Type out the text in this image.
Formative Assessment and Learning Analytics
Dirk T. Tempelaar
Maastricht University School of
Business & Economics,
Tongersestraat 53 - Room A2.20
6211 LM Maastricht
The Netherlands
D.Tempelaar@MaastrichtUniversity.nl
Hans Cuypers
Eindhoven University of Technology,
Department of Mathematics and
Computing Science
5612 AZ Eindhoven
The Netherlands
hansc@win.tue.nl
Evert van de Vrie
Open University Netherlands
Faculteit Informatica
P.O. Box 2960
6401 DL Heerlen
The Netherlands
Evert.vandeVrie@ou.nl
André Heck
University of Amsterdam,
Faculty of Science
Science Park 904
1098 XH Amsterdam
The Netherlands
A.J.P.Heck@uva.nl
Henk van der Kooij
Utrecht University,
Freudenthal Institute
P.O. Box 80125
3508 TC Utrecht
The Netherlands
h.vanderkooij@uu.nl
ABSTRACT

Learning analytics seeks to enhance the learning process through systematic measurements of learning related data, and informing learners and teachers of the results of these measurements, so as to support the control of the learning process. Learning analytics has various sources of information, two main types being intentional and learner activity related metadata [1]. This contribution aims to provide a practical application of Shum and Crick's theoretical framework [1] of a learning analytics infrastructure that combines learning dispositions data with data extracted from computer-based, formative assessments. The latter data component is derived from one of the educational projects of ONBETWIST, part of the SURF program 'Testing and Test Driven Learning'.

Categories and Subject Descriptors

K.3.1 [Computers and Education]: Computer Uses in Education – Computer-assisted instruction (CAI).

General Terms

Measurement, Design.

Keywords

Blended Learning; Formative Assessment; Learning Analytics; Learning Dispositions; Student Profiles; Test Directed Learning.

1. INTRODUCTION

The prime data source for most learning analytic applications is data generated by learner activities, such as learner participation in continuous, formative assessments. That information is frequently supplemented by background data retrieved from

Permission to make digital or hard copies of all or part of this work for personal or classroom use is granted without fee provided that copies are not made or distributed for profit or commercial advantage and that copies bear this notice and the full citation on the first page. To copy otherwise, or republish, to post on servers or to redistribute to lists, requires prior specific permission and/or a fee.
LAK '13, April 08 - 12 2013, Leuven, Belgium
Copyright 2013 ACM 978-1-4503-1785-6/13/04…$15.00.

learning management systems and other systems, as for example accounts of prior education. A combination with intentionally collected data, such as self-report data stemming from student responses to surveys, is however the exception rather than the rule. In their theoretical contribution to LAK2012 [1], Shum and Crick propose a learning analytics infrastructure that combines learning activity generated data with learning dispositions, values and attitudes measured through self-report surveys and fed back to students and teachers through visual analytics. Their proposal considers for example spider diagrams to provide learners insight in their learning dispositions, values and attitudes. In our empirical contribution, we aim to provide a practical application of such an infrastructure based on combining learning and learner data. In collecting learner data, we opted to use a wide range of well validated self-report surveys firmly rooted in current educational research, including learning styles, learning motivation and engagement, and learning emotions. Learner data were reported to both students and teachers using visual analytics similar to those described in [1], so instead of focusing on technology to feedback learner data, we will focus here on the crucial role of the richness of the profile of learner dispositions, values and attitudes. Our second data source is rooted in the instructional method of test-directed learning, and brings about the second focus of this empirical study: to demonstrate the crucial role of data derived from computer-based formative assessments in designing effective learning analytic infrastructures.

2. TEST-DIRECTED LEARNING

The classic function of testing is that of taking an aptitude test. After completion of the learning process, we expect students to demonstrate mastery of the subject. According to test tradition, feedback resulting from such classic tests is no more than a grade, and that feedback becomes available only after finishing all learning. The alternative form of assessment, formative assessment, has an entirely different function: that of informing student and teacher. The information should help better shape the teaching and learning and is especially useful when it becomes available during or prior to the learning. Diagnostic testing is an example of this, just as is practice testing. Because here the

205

===============

Check each line above for the word "Utrecht", and copy the lines where it appears.

Utrecht University,
3508 TC Utrecht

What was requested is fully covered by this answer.